### WORK REQUIRED
Rewrite everything from the start of the data down to the line containing "447, 596, 449]", swapping "canvas-guide-line" for "guide-line" and leaving all else the same.
## Start EXERCISE INPUTS
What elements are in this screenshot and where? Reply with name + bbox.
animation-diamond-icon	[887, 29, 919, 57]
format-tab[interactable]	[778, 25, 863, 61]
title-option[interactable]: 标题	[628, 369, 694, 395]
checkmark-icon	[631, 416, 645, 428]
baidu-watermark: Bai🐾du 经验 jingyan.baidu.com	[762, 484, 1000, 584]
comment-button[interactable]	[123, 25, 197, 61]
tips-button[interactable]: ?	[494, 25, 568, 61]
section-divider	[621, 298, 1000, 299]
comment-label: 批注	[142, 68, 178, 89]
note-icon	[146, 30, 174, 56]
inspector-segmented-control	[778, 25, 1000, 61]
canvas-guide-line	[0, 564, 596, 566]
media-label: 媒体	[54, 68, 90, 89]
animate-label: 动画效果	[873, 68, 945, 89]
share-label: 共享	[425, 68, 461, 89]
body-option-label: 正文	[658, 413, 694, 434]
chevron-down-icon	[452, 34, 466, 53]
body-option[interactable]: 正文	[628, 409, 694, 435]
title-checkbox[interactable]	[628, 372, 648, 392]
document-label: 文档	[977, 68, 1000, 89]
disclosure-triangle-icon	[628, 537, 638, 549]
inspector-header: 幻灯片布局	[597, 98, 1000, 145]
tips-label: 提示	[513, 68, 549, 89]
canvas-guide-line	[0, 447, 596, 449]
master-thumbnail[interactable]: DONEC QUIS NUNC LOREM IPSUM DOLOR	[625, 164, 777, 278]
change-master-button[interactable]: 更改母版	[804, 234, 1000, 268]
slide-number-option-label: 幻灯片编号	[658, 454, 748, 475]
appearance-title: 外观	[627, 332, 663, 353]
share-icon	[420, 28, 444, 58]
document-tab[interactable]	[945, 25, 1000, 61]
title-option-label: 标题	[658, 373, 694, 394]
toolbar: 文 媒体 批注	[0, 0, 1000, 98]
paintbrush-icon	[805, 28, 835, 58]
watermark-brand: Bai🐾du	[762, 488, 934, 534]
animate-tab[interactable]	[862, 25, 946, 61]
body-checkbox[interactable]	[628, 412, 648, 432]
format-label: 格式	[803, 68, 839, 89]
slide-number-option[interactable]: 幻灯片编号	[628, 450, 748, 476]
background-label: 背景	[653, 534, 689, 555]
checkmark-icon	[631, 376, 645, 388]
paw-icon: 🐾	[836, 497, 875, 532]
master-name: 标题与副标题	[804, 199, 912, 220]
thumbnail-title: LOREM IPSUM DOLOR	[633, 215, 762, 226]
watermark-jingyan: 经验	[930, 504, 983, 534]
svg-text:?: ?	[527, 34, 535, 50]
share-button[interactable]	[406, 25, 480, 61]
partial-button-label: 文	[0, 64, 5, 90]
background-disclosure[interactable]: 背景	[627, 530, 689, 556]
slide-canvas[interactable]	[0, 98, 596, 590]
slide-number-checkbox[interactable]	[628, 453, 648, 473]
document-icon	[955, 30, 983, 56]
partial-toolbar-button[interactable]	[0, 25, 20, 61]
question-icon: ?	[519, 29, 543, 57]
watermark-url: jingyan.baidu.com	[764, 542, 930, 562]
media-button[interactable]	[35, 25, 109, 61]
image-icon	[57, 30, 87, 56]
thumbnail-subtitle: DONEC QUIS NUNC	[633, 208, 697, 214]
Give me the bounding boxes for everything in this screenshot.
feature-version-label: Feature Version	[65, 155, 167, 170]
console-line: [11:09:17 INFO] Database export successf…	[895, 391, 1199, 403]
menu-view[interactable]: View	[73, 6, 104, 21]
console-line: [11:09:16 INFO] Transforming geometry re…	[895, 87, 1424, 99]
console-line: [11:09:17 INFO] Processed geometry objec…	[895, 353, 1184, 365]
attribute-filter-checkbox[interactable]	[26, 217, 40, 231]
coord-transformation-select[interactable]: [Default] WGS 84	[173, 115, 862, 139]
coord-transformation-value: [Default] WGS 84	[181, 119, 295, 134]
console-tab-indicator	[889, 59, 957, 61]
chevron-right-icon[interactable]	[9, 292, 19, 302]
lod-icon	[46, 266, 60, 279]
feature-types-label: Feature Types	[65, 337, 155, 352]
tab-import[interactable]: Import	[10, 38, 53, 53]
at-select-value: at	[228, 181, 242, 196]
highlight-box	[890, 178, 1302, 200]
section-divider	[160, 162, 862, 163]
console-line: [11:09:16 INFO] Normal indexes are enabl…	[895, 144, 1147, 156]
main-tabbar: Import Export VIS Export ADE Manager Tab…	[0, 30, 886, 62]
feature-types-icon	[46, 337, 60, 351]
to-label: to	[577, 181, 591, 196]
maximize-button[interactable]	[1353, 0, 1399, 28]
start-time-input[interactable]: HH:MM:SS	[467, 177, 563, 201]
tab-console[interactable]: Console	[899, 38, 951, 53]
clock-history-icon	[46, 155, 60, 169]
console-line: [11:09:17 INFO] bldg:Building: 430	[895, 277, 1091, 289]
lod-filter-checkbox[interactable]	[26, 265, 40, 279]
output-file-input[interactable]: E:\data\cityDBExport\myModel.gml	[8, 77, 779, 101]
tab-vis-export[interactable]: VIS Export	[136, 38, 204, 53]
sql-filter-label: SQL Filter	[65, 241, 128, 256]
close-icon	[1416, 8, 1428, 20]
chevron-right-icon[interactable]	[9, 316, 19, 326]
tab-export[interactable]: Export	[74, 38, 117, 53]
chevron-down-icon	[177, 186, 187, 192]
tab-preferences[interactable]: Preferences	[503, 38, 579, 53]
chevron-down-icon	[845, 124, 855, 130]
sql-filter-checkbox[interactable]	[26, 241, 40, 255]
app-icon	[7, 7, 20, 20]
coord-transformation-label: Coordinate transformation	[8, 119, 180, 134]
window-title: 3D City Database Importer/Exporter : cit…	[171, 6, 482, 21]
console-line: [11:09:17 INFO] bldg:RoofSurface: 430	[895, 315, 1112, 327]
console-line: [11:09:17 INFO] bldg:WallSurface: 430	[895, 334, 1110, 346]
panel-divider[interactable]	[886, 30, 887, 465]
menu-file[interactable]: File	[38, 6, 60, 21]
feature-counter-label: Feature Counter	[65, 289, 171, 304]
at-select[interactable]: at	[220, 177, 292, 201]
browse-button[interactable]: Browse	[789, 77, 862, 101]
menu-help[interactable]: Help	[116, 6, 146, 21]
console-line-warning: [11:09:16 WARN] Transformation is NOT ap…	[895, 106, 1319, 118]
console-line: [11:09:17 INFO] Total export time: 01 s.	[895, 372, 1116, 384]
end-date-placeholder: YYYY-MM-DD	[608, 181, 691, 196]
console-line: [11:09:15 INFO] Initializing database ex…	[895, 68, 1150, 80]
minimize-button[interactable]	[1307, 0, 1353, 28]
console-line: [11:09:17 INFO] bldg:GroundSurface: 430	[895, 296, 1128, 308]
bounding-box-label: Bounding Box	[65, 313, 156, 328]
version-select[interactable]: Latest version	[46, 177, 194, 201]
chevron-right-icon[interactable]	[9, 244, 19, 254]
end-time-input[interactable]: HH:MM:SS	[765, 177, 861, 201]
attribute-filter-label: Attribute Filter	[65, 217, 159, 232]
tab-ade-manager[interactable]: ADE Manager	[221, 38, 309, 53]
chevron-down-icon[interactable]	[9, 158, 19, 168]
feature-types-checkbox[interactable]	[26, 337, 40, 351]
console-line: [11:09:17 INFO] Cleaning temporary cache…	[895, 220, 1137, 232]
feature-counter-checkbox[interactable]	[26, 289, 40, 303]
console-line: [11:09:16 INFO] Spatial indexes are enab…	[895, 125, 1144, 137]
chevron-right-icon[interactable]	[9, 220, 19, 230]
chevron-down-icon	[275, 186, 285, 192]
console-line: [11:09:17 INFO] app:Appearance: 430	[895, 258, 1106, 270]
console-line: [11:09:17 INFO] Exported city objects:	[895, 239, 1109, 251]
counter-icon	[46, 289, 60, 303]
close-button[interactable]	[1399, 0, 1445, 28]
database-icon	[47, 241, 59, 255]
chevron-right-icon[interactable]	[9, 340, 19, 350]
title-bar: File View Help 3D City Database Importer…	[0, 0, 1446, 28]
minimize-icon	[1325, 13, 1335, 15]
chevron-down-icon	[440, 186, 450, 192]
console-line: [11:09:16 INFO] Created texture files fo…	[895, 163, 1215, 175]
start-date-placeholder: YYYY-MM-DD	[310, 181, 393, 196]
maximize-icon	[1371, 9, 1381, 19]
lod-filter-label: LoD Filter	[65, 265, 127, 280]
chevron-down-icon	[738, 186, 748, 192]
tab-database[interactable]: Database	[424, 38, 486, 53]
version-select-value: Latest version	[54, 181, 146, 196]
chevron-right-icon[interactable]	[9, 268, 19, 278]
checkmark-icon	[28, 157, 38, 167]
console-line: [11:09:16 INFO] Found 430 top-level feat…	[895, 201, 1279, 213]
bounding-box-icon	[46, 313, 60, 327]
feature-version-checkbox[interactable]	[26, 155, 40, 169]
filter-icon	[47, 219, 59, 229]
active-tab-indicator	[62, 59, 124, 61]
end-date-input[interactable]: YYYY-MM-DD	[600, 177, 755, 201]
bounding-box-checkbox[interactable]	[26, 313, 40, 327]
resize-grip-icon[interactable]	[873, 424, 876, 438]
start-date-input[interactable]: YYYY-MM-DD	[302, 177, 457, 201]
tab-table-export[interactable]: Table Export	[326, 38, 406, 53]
## End EXERCISE INPUTS
### ANSWER FOR THE TASK
What elements are in this screenshot and where? Reply with name + bbox.
animation-diamond-icon	[887, 29, 919, 57]
format-tab[interactable]	[778, 25, 863, 61]
title-option[interactable]: 标题	[628, 369, 694, 395]
checkmark-icon	[631, 416, 645, 428]
baidu-watermark: Bai🐾du 经验 jingyan.baidu.com	[762, 484, 1000, 584]
comment-button[interactable]	[123, 25, 197, 61]
tips-button[interactable]: ?	[494, 25, 568, 61]
section-divider	[621, 298, 1000, 299]
comment-label: 批注	[142, 68, 178, 89]
note-icon	[146, 30, 174, 56]
inspector-segmented-control	[778, 25, 1000, 61]
guide-line	[0, 564, 596, 566]
media-label: 媒体	[54, 68, 90, 89]
animate-label: 动画效果	[873, 68, 945, 89]
share-label: 共享	[425, 68, 461, 89]
body-option-label: 正文	[658, 413, 694, 434]
chevron-down-icon	[452, 34, 466, 53]
body-option[interactable]: 正文	[628, 409, 694, 435]
title-checkbox[interactable]	[628, 372, 648, 392]
document-label: 文档	[977, 68, 1000, 89]
disclosure-triangle-icon	[628, 537, 638, 549]
inspector-header: 幻灯片布局	[597, 98, 1000, 145]
tips-label: 提示	[513, 68, 549, 89]
guide-line	[0, 447, 596, 449]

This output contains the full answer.